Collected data
□ □ □ □ □ □ □
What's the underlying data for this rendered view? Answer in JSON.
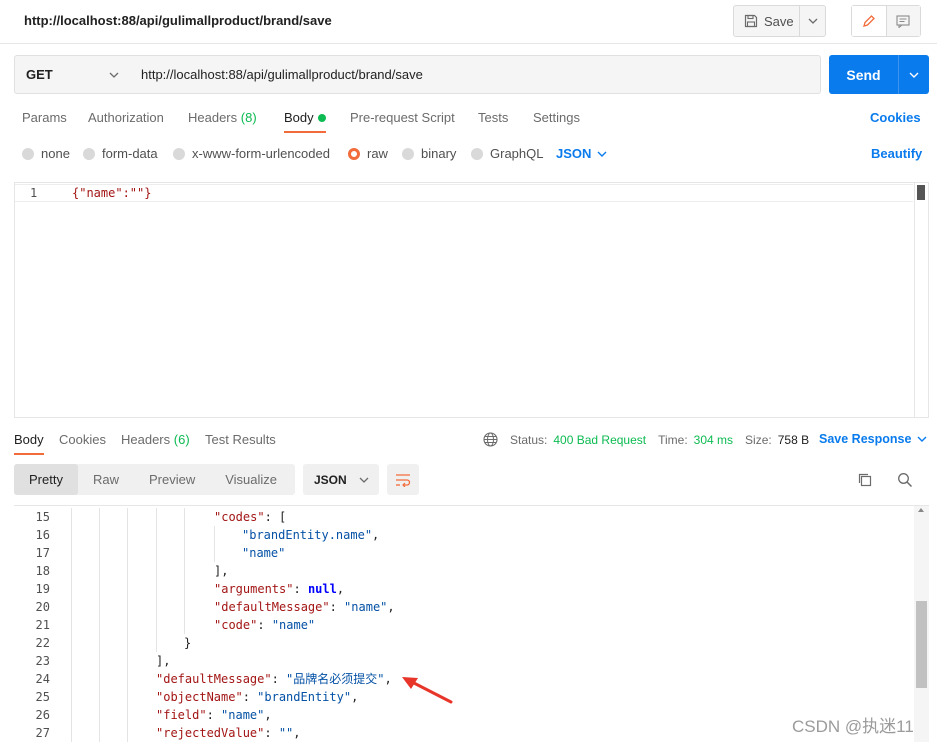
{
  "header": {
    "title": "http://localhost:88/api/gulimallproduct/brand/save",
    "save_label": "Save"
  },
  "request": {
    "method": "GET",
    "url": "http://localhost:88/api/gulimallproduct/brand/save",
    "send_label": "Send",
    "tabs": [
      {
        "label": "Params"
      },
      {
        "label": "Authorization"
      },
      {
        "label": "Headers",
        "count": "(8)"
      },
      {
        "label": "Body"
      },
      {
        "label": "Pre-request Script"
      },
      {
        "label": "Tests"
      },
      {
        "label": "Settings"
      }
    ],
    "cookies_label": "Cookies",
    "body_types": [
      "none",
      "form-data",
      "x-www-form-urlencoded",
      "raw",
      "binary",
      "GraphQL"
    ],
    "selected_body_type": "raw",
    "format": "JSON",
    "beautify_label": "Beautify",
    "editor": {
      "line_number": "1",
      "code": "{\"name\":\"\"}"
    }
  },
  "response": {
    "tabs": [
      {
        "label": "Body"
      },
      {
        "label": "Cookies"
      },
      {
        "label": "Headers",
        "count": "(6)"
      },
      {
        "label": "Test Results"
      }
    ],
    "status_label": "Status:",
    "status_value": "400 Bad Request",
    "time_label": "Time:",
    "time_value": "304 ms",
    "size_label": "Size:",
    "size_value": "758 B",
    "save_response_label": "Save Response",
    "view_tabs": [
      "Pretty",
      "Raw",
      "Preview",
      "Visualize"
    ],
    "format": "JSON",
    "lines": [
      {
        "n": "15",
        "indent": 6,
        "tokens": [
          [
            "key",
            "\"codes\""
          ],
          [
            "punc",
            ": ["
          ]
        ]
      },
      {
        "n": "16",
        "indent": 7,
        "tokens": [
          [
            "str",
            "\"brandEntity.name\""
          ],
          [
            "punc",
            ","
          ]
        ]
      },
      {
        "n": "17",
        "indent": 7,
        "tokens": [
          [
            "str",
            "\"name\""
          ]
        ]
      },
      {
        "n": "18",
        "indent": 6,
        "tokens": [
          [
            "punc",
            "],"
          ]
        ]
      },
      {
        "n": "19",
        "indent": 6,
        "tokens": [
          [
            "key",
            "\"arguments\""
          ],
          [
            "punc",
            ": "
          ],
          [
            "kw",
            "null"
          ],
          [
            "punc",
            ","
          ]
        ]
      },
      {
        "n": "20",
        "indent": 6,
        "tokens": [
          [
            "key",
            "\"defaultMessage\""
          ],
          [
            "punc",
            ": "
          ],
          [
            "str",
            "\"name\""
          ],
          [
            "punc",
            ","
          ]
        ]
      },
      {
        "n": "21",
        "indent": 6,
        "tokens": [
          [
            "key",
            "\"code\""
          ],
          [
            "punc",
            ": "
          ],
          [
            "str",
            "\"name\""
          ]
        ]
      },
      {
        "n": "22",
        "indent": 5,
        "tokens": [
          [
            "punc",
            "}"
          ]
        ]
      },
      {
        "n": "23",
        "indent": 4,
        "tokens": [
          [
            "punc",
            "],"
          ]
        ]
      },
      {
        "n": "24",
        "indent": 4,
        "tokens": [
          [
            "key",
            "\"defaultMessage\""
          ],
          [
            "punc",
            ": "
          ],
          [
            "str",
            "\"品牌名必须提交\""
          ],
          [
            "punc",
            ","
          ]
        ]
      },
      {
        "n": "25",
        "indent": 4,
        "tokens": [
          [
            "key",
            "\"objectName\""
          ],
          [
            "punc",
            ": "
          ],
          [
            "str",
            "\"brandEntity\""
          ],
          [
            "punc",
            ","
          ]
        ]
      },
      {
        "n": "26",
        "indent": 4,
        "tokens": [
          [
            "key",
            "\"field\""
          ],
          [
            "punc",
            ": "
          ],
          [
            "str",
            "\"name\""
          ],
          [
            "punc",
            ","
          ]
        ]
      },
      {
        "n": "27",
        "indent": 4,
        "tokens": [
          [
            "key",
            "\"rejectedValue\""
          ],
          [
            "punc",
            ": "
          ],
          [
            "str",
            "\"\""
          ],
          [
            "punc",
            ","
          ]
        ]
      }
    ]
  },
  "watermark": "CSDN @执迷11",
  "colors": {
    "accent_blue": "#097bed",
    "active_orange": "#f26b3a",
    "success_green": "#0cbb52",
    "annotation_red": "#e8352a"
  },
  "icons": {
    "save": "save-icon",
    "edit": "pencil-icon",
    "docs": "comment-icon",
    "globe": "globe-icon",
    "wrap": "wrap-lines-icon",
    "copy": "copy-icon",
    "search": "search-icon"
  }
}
□ □ □ □ □ □ □
# [Your goal]
Omit the pictures and restate the rest of the records verbatim.

# [Written answer]
What's the underlying data for this rendered view? Answer in JSON.
{
  "header": {
    "title": "http://localhost:88/api/gulimallproduct/brand/save",
    "save_label": "Save"
  },
  "request": {
    "method": "GET",
    "url": "http://localhost:88/api/gulimallproduct/brand/save",
    "send_label": "Send",
    "tabs": [
      {
        "label": "Params"
      },
      {
        "label": "Authorization"
      },
      {
        "label": "Headers",
        "count": "(8)"
      },
      {
        "label": "Body"
      },
      {
        "label": "Pre-request Script"
      },
      {
        "label": "Tests"
      },
      {
        "label": "Settings"
      }
    ],
    "cookies_label": "Cookies",
    "body_types": [
      "none",
      "form-data",
      "x-www-form-urlencoded",
      "raw",
      "binary",
      "GraphQL"
    ],
    "selected_body_type": "raw",
    "format": "JSON",
    "beautify_label": "Beautify",
    "editor": {
      "line_number": "1",
      "code": "{\"name\":\"\"}"
    }
  },
  "response": {
    "tabs": [
      {
        "label": "Body"
      },
      {
        "label": "Cookies"
      },
      {
        "label": "Headers",
        "count": "(6)"
      },
      {
        "label": "Test Results"
      }
    ],
    "status_label": "Status:",
    "status_value": "400 Bad Request",
    "time_label": "Time:",
    "time_value": "304 ms",
    "size_label": "Size:",
    "size_value": "758 B",
    "save_response_label": "Save Response",
    "view_tabs": [
      "Pretty",
      "Raw",
      "Preview",
      "Visualize"
    ],
    "format": "JSON",
    "lines": [
      {
        "n": "15",
        "indent": 6,
        "tokens": [
          [
            "key",
            "\"codes\""
          ],
          [
            "punc",
            ": ["
          ]
        ]
      },
      {
        "n": "16",
        "indent": 7,
        "tokens": [
          [
            "str",
            "\"brandEntity.name\""
          ],
          [
            "punc",
            ","
          ]
        ]
      },
      {
        "n": "17",
        "indent": 7,
        "tokens": [
          [
            "str",
            "\"name\""
          ]
        ]
      },
      {
        "n": "18",
        "indent": 6,
        "tokens": [
          [
            "punc",
            "],"
          ]
        ]
      },
      {
        "n": "19",
        "indent": 6,
        "tokens": [
          [
            "key",
            "\"arguments\""
          ],
          [
            "punc",
            ": "
          ],
          [
            "kw",
            "null"
          ],
          [
            "punc",
            ","
          ]
        ]
      },
      {
        "n": "20",
        "indent": 6,
        "tokens": [
          [
            "key",
            "\"defaultMessage\""
          ],
          [
            "punc",
            ": "
          ],
          [
            "str",
            "\"name\""
          ],
          [
            "punc",
            ","
          ]
        ]
      },
      {
        "n": "21",
        "indent": 6,
        "tokens": [
          [
            "key",
            "\"code\""
          ],
          [
            "punc",
            ": "
          ],
          [
            "str",
            "\"name\""
          ]
        ]
      },
      {
        "n": "22",
        "indent": 5,
        "tokens": [
          [
            "punc",
            "}"
          ]
        ]
      },
      {
        "n": "23",
        "indent": 4,
        "tokens": [
          [
            "punc",
            "],"
          ]
        ]
      },
      {
        "n": "24",
        "indent": 4,
        "tokens": [
          [
            "key",
            "\"defaultMessage\""
          ],
          [
            "punc",
            ": "
          ],
          [
            "str",
            "\"品牌名必须提交\""
          ],
          [
            "punc",
            ","
          ]
        ]
      },
      {
        "n": "25",
        "indent": 4,
        "tokens": [
          [
            "key",
            "\"objectName\""
          ],
          [
            "punc",
            ": "
          ],
          [
            "str",
            "\"brandEntity\""
          ],
          [
            "punc",
            ","
          ]
        ]
      },
      {
        "n": "26",
        "indent": 4,
        "tokens": [
          [
            "key",
            "\"field\""
          ],
          [
            "punc",
            ": "
          ],
          [
            "str",
            "\"name\""
          ],
          [
            "punc",
            ","
          ]
        ]
      },
      {
        "n": "27",
        "indent": 4,
        "tokens": [
          [
            "key",
            "\"rejectedValue\""
          ],
          [
            "punc",
            ": "
          ],
          [
            "str",
            "\"\""
          ],
          [
            "punc",
            ","
          ]
        ]
      }
    ]
  },
  "watermark": "CSDN @执迷11",
  "colors": {
    "accent_blue": "#097bed",
    "active_orange": "#f26b3a",
    "success_green": "#0cbb52",
    "annotation_red": "#e8352a"
  },
  "icons": {
    "save": "save-icon",
    "edit": "pencil-icon",
    "docs": "comment-icon",
    "globe": "globe-icon",
    "wrap": "wrap-lines-icon",
    "copy": "copy-icon",
    "search": "search-icon"
  }
}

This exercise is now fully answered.